REQUEST - Pull each line holding the word "VWAP" from the data.

Data excerpts
————————
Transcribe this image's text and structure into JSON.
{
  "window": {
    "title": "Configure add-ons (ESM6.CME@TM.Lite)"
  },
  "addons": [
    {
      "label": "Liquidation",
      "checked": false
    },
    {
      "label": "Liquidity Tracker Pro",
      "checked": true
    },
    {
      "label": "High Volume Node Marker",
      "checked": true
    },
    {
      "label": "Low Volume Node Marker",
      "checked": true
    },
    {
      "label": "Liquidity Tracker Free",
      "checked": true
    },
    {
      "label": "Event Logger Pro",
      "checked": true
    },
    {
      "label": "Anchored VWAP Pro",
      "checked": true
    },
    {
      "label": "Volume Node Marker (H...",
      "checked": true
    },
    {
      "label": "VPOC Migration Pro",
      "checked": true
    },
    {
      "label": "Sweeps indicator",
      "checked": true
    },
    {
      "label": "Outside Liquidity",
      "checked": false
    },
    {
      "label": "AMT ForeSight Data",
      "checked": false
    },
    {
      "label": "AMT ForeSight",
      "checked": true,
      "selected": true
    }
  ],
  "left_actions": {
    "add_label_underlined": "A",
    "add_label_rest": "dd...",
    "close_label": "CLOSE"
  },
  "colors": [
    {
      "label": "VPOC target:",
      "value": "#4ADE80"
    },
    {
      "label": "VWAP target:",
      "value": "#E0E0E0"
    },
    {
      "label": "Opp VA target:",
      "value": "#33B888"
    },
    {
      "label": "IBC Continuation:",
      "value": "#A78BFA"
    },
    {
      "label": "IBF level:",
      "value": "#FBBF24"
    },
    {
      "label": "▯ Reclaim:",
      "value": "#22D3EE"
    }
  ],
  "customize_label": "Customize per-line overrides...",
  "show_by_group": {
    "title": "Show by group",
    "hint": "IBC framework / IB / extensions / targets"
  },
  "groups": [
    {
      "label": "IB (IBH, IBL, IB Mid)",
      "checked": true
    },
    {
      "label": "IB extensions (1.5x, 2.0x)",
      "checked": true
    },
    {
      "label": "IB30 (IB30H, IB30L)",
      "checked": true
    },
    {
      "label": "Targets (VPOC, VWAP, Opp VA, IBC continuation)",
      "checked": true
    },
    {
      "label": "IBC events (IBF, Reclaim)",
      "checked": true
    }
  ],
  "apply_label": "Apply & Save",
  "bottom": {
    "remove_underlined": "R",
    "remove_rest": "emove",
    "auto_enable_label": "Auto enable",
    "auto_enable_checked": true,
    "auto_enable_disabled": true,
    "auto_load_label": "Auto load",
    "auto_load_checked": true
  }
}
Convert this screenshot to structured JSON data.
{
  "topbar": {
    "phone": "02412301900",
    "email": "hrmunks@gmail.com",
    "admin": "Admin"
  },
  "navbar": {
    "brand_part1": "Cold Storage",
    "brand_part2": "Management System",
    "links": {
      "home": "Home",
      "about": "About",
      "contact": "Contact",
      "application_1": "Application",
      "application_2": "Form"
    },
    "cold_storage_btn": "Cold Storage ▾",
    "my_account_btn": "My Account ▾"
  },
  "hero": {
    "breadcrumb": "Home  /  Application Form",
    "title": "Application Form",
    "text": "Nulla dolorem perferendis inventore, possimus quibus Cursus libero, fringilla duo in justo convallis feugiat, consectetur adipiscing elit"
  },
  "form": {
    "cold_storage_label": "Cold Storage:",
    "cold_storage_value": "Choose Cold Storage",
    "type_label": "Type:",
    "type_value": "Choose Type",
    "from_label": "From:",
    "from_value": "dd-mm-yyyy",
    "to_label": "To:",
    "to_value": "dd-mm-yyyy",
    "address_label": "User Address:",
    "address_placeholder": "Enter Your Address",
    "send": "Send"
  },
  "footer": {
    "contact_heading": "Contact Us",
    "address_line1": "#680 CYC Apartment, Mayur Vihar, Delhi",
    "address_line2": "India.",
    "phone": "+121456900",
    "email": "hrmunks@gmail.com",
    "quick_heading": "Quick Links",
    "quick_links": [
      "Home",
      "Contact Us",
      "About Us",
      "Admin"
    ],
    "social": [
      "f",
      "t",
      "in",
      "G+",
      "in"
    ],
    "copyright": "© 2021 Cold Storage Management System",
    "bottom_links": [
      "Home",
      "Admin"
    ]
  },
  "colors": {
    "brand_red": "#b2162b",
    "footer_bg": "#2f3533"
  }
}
————————
CORRECT ANSWER -
      "label": "Anchored VWAP Pro",
      "label": "VWAP target:",
      "label": "Targets (VPOC, VWAP, Opp VA, IBC continuation)",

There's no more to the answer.